Provided entries =
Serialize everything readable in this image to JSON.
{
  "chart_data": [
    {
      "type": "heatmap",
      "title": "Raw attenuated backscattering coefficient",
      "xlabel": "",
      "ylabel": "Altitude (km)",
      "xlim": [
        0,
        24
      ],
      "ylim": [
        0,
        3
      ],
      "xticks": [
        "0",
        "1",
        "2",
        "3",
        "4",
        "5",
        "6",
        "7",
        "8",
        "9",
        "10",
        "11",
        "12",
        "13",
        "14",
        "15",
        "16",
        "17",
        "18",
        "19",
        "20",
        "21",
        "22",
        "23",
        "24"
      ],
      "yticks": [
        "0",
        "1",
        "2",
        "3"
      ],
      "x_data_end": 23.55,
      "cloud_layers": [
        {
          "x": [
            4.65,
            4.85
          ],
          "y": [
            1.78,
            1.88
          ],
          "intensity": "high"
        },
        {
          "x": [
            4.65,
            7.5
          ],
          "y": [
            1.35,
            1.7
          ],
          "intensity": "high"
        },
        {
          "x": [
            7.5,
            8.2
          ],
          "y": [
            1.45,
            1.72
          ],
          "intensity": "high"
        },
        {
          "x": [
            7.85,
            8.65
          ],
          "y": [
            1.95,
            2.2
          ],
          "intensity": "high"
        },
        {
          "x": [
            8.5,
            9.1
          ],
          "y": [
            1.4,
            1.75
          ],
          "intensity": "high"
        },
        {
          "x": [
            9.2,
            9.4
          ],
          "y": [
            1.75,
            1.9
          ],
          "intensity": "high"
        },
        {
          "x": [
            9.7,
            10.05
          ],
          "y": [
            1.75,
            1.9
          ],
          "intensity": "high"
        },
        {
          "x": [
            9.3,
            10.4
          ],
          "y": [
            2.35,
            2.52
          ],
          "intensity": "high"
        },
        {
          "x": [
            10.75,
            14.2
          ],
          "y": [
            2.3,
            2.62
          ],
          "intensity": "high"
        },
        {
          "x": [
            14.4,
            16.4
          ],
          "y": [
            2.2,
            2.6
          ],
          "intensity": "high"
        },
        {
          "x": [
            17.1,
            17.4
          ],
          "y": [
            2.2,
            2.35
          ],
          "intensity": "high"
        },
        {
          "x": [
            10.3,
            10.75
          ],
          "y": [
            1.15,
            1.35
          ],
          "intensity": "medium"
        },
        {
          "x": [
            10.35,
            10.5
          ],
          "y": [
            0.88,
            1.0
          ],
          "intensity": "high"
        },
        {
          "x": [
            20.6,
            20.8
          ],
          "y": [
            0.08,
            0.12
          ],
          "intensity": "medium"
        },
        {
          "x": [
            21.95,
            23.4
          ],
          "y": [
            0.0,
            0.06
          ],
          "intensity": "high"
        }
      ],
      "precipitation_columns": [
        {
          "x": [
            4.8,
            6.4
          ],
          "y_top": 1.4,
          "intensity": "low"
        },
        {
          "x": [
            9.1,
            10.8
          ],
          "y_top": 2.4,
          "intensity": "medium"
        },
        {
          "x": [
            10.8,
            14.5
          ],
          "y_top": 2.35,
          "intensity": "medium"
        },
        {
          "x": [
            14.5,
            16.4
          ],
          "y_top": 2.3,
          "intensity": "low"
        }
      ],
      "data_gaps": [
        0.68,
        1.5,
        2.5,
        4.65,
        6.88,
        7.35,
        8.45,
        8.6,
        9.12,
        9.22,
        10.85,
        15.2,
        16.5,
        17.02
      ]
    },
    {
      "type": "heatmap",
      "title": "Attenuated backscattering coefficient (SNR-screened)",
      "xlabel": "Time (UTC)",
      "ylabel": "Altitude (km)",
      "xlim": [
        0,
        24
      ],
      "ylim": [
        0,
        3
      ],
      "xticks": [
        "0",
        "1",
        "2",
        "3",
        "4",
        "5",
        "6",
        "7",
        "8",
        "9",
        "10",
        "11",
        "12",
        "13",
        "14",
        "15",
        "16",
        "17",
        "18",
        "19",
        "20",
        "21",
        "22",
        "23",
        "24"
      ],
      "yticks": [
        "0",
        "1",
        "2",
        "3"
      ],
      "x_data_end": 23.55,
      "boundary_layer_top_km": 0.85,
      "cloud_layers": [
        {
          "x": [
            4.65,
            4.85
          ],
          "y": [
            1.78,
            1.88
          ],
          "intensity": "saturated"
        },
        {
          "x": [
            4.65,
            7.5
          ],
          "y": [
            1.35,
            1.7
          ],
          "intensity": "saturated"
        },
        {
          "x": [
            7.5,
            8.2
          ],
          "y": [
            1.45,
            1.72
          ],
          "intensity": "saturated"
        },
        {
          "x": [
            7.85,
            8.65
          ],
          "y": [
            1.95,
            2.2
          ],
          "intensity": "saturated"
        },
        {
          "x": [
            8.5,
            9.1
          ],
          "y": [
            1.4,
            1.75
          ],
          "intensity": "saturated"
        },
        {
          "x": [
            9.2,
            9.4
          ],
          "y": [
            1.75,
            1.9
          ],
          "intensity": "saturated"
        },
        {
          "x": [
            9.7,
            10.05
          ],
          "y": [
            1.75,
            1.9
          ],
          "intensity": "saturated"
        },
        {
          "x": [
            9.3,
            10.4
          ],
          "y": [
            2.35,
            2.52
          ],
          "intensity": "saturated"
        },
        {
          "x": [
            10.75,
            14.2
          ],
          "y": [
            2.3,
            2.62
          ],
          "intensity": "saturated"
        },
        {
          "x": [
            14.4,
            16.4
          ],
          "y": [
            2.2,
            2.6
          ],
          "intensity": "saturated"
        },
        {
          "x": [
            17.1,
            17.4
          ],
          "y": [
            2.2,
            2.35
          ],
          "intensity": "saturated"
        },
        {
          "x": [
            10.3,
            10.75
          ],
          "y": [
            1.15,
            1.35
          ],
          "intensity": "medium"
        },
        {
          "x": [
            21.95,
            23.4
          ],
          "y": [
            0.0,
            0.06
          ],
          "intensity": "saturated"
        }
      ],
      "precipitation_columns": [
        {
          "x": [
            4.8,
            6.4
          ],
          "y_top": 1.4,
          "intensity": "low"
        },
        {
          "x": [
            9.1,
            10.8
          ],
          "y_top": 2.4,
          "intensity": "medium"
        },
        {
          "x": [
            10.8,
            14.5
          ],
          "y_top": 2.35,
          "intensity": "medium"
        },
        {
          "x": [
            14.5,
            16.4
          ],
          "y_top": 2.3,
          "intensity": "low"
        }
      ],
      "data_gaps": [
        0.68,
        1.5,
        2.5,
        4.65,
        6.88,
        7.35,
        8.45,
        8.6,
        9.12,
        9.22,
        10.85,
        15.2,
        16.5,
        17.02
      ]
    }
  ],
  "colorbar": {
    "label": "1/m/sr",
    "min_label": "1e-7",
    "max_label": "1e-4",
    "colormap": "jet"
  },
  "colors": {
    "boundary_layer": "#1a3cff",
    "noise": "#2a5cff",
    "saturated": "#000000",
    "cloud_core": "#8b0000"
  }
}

To do = Emit the records above again, exactly, with no line skipped.

Exercise solution =
Serialize everything readable in this image to JSON.
{
  "chart_data": [
    {
      "type": "heatmap",
      "title": "Raw attenuated backscattering coefficient",
      "xlabel": "",
      "ylabel": "Altitude (km)",
      "xlim": [
        0,
        24
      ],
      "ylim": [
        0,
        3
      ],
      "xticks": [
        "0",
        "1",
        "2",
        "3",
        "4",
        "5",
        "6",
        "7",
        "8",
        "9",
        "10",
        "11",
        "12",
        "13",
        "14",
        "15",
        "16",
        "17",
        "18",
        "19",
        "20",
        "21",
        "22",
        "23",
        "24"
      ],
      "yticks": [
        "0",
        "1",
        "2",
        "3"
      ],
      "x_data_end": 23.55,
      "cloud_layers": [
        {
          "x": [
            4.65,
            4.85
          ],
          "y": [
            1.78,
            1.88
          ],
          "intensity": "high"
        },
        {
          "x": [
            4.65,
            7.5
          ],
          "y": [
            1.35,
            1.7
          ],
          "intensity": "high"
        },
        {
          "x": [
            7.5,
            8.2
          ],
          "y": [
            1.45,
            1.72
          ],
          "intensity": "high"
        },
        {
          "x": [
            7.85,
            8.65
          ],
          "y": [
            1.95,
            2.2
          ],
          "intensity": "high"
        },
        {
          "x": [
            8.5,
            9.1
          ],
          "y": [
            1.4,
            1.75
          ],
          "intensity": "high"
        },
        {
          "x": [
            9.2,
            9.4
          ],
          "y": [
            1.75,
            1.9
          ],
          "intensity": "high"
        },
        {
          "x": [
            9.7,
            10.05
          ],
          "y": [
            1.75,
            1.9
          ],
          "intensity": "high"
        },
        {
          "x": [
            9.3,
            10.4
          ],
          "y": [
            2.35,
            2.52
          ],
          "intensity": "high"
        },
        {
          "x": [
            10.75,
            14.2
          ],
          "y": [
            2.3,
            2.62
          ],
          "intensity": "high"
        },
        {
          "x": [
            14.4,
            16.4
          ],
          "y": [
            2.2,
            2.6
          ],
          "intensity": "high"
        },
        {
          "x": [
            17.1,
            17.4
          ],
          "y": [
            2.2,
            2.35
          ],
          "intensity": "high"
        },
        {
          "x": [
            10.3,
            10.75
          ],
          "y": [
            1.15,
            1.35
          ],
          "intensity": "medium"
        },
        {
          "x": [
            10.35,
            10.5
          ],
          "y": [
            0.88,
            1.0
          ],
          "intensity": "high"
        },
        {
          "x": [
            20.6,
            20.8
          ],
          "y": [
            0.08,
            0.12
          ],
          "intensity": "medium"
        },
        {
          "x": [
            21.95,
            23.4
          ],
          "y": [
            0.0,
            0.06
          ],
          "intensity": "high"
        }
      ],
      "precipitation_columns": [
        {
          "x": [
            4.8,
            6.4
          ],
          "y_top": 1.4,
          "intensity": "low"
        },
        {
          "x": [
            9.1,
            10.8
          ],
          "y_top": 2.4,
          "intensity": "medium"
        },
        {
          "x": [
            10.8,
            14.5
          ],
          "y_top": 2.35,
          "intensity": "medium"
        },
        {
          "x": [
            14.5,
            16.4
          ],
          "y_top": 2.3,
          "intensity": "low"
        }
      ],
      "data_gaps": [
        0.68,
        1.5,
        2.5,
        4.65,
        6.88,
        7.35,
        8.45,
        8.6,
        9.12,
        9.22,
        10.85,
        15.2,
        16.5,
        17.02
      ]
    },
    {
      "type": "heatmap",
      "title": "Attenuated backscattering coefficient (SNR-screened)",
      "xlabel": "Time (UTC)",
      "ylabel": "Altitude (km)",
      "xlim": [
        0,
        24
      ],
      "ylim": [
        0,
        3
      ],
      "xticks": [
        "0",
        "1",
        "2",
        "3",
        "4",
        "5",
        "6",
        "7",
        "8",
        "9",
        "10",
        "11",
        "12",
        "13",
        "14",
        "15",
        "16",
        "17",
        "18",
        "19",
        "20",
        "21",
        "22",
        "23",
        "24"
      ],
      "yticks": [
        "0",
        "1",
        "2",
        "3"
      ],
      "x_data_end": 23.55,
      "boundary_layer_top_km": 0.85,
      "cloud_layers": [
        {
          "x": [
            4.65,
            4.85
          ],
          "y": [
            1.78,
            1.88
          ],
          "intensity": "saturated"
        },
        {
          "x": [
            4.65,
            7.5
          ],
          "y": [
            1.35,
            1.7
          ],
          "intensity": "saturated"
        },
        {
          "x": [
            7.5,
            8.2
          ],
          "y": [
            1.45,
            1.72
          ],
          "intensity": "saturated"
        },
        {
          "x": [
            7.85,
            8.65
          ],
          "y": [
            1.95,
            2.2
          ],
          "intensity": "saturated"
        },
        {
          "x": [
            8.5,
            9.1
          ],
          "y": [
            1.4,
            1.75
          ],
          "intensity": "saturated"
        },
        {
          "x": [
            9.2,
            9.4
          ],
          "y": [
            1.75,
            1.9
          ],
          "intensity": "saturated"
        },
        {
          "x": [
            9.7,
            10.05
          ],
          "y": [
            1.75,
            1.9
          ],
          "intensity": "saturated"
        },
        {
          "x": [
            9.3,
            10.4
          ],
          "y": [
            2.35,
            2.52
          ],
          "intensity": "saturated"
        },
        {
          "x": [
            10.75,
            14.2
          ],
          "y": [
            2.3,
            2.62
          ],
          "intensity": "saturated"
        },
        {
          "x": [
            14.4,
            16.4
          ],
          "y": [
            2.2,
            2.6
          ],
          "intensity": "saturated"
        },
        {
          "x": [
            17.1,
            17.4
          ],
          "y": [
            2.2,
            2.35
          ],
          "intensity": "saturated"
        },
        {
          "x": [
            10.3,
            10.75
          ],
          "y": [
            1.15,
            1.35
          ],
          "intensity": "medium"
        },
        {
          "x": [
            21.95,
            23.4
          ],
          "y": [
            0.0,
            0.06
          ],
          "intensity": "saturated"
        }
      ],
      "precipitation_columns": [
        {
          "x": [
            4.8,
            6.4
          ],
          "y_top": 1.4,
          "intensity": "low"
        },
        {
          "x": [
            9.1,
            10.8
          ],
          "y_top": 2.4,
          "intensity": "medium"
        },
        {
          "x": [
            10.8,
            14.5
          ],
          "y_top": 2.35,
          "intensity": "medium"
        },
        {
          "x": [
            14.5,
            16.4
          ],
          "y_top": 2.3,
          "intensity": "low"
        }
      ],
      "data_gaps": [
        0.68,
        1.5,
        2.5,
        4.65,
        6.88,
        7.35,
        8.45,
        8.6,
        9.12,
        9.22,
        10.85,
        15.2,
        16.5,
        17.02
      ]
    }
  ],
  "colorbar": {
    "label": "1/m/sr",
    "min_label": "1e-7",
    "max_label": "1e-4",
    "colormap": "jet"
  },
  "colors": {
    "boundary_layer": "#1a3cff",
    "noise": "#2a5cff",
    "saturated": "#000000",
    "cloud_core": "#8b0000"
  }
}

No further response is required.